(Listings of elements and their boxes)
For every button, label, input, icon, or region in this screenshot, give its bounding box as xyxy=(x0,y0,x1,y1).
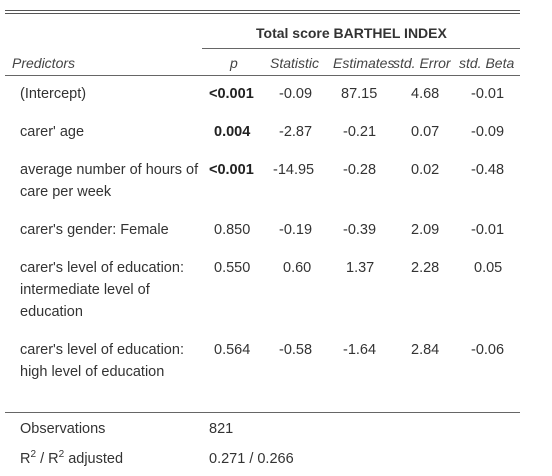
row-p: 0.550 xyxy=(214,260,251,276)
title-underline xyxy=(202,48,520,49)
row-statistic: -2.87 xyxy=(279,124,313,140)
row-std-error: 2.09 xyxy=(411,222,440,238)
row-predictor: carer' age xyxy=(20,124,85,140)
row-std-error: 0.02 xyxy=(411,162,440,178)
header-std-beta: std. Beta xyxy=(459,55,515,71)
row-estimate: -0.28 xyxy=(343,162,377,178)
row-p: <0.001 xyxy=(209,162,254,178)
table-top-rule xyxy=(5,10,520,14)
row-estimate: -1.64 xyxy=(343,342,377,358)
row-predictor: average number of hours of care per week xyxy=(20,162,199,200)
row-std-beta: -0.01 xyxy=(471,222,505,238)
row-std-beta: -0.09 xyxy=(471,124,505,140)
row-estimate: 1.37 xyxy=(346,260,375,276)
r2-label-text: R2 / R2 adjusted xyxy=(20,449,124,467)
row-p: <0.001 xyxy=(209,86,254,102)
row-std-error: 2.28 xyxy=(411,260,440,276)
row-predictor: carer's level of education: high level o… xyxy=(20,342,184,380)
row-std-beta: -0.01 xyxy=(471,86,505,102)
row-statistic: -0.19 xyxy=(279,222,313,238)
header-p: p xyxy=(230,55,238,71)
table-title: Total score BARTHEL INDEX xyxy=(256,25,447,41)
row-std-error: 4.68 xyxy=(411,86,440,102)
row-estimate: 87.15 xyxy=(341,86,378,102)
row-predictor: (Intercept) xyxy=(20,86,87,102)
row-std-beta: -0.48 xyxy=(471,162,505,178)
row-predictor: carer's level of education: intermediate… xyxy=(20,260,184,320)
observations-label: Observations xyxy=(20,421,106,437)
header-predictors: Predictors xyxy=(12,55,76,71)
row-std-beta: 0.05 xyxy=(474,260,503,276)
row-estimate: -0.39 xyxy=(343,222,377,238)
observations-value: 821 xyxy=(209,421,234,437)
r2-value: 0.271 / 0.266 xyxy=(209,451,294,467)
header-std-error: std. Error xyxy=(393,55,451,71)
row-statistic: 0.60 xyxy=(283,260,312,276)
header-rule xyxy=(5,75,520,76)
row-std-error: 0.07 xyxy=(411,124,440,140)
row-p: 0.850 xyxy=(214,222,251,238)
row-statistic: -0.09 xyxy=(279,86,313,102)
r2-label: R2 / R2 adjusted xyxy=(20,448,123,470)
row-statistic: -14.95 xyxy=(273,162,315,178)
row-std-beta: -0.06 xyxy=(471,342,505,358)
row-estimate: -0.21 xyxy=(343,124,377,140)
row-std-error: 2.84 xyxy=(411,342,440,358)
header-estimates: Estimates xyxy=(333,55,395,71)
row-p: 0.004 xyxy=(214,124,251,140)
row-predictor: carer's gender: Female xyxy=(20,222,169,238)
row-p: 0.564 xyxy=(214,342,251,358)
row-statistic: -0.58 xyxy=(279,342,313,358)
footer-rule xyxy=(5,412,520,413)
header-statistic: Statistic xyxy=(270,55,320,71)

*THE EXERCISE:* Format every line of the data above as a numbered list, leaving out blank lines and the pictures.

*FULL RESPONSE:*
1. For every button, label, input, icon, or region in this screenshot, give its bounding box as xyxy=(x0,y0,x1,y1).
2. row-p: 0.550 xyxy=(214,260,251,276)
3. title-underline xyxy=(202,48,520,49)
4. row-statistic: -2.87 xyxy=(279,124,313,140)
5. row-std-error: 2.09 xyxy=(411,222,440,238)
6. row-predictor: carer' age xyxy=(20,124,85,140)
7. row-std-error: 0.02 xyxy=(411,162,440,178)
8. header-std-beta: std. Beta xyxy=(459,55,515,71)
9. row-estimate: -0.28 xyxy=(343,162,377,178)
10. row-p: <0.001 xyxy=(209,162,254,178)
11. table-top-rule xyxy=(5,10,520,14)
12. row-estimate: -1.64 xyxy=(343,342,377,358)
13. row-predictor: average number of hours of care per week xyxy=(20,162,199,200)
14. row-std-beta: -0.01 xyxy=(471,222,505,238)
15. row-std-beta: -0.09 xyxy=(471,124,505,140)
16. row-estimate: 1.37 xyxy=(346,260,375,276)
17. r2-label-text: R2 / R2 adjusted xyxy=(20,449,124,467)
18. row-p: <0.001 xyxy=(209,86,254,102)
19. row-std-error: 2.28 xyxy=(411,260,440,276)
20. row-predictor: carer's level of education: high level o… xyxy=(20,342,184,380)
21. row-std-beta: -0.01 xyxy=(471,86,505,102)
22. row-statistic: -0.19 xyxy=(279,222,313,238)
23. header-p: p xyxy=(230,55,238,71)
24. table-title: Total score BARTHEL INDEX xyxy=(256,25,447,41)
25. row-std-error: 4.68 xyxy=(411,86,440,102)
26. row-estimate: 87.15 xyxy=(341,86,378,102)
27. row-predictor: (Intercept) xyxy=(20,86,87,102)
28. row-std-beta: -0.48 xyxy=(471,162,505,178)
29. row-predictor: carer's level of education: intermediate… xyxy=(20,260,184,320)
30. observations-label: Observations xyxy=(20,421,106,437)
31. header-predictors: Predictors xyxy=(12,55,76,71)
32. row-std-beta: 0.05 xyxy=(474,260,503,276)
33. row-estimate: -0.39 xyxy=(343,222,377,238)
34. observations-value: 821 xyxy=(209,421,234,437)
35. r2-value: 0.271 / 0.266 xyxy=(209,451,294,467)
36. header-std-error: std. Error xyxy=(393,55,451,71)
37. row-statistic: 0.60 xyxy=(283,260,312,276)
38. header-rule xyxy=(5,75,520,76)
39. row-std-error: 0.07 xyxy=(411,124,440,140)
40. row-p: 0.850 xyxy=(214,222,251,238)
41. row-statistic: -0.09 xyxy=(279,86,313,102)
42. r2-label: R2 / R2 adjusted xyxy=(20,448,123,470)
43. row-statistic: -14.95 xyxy=(273,162,315,178)
44. row-std-beta: -0.06 xyxy=(471,342,505,358)
45. row-estimate: -0.21 xyxy=(343,124,377,140)
46. row-std-error: 2.84 xyxy=(411,342,440,358)
47. header-estimates: Estimates xyxy=(333,55,395,71)
48. row-p: 0.004 xyxy=(214,124,251,140)
49. row-predictor: carer's gender: Female xyxy=(20,222,169,238)
50. row-p: 0.564 xyxy=(214,342,251,358)
51. row-statistic: -0.58 xyxy=(279,342,313,358)
52. footer-rule xyxy=(5,412,520,413)
53. header-statistic: Statistic xyxy=(270,55,320,71)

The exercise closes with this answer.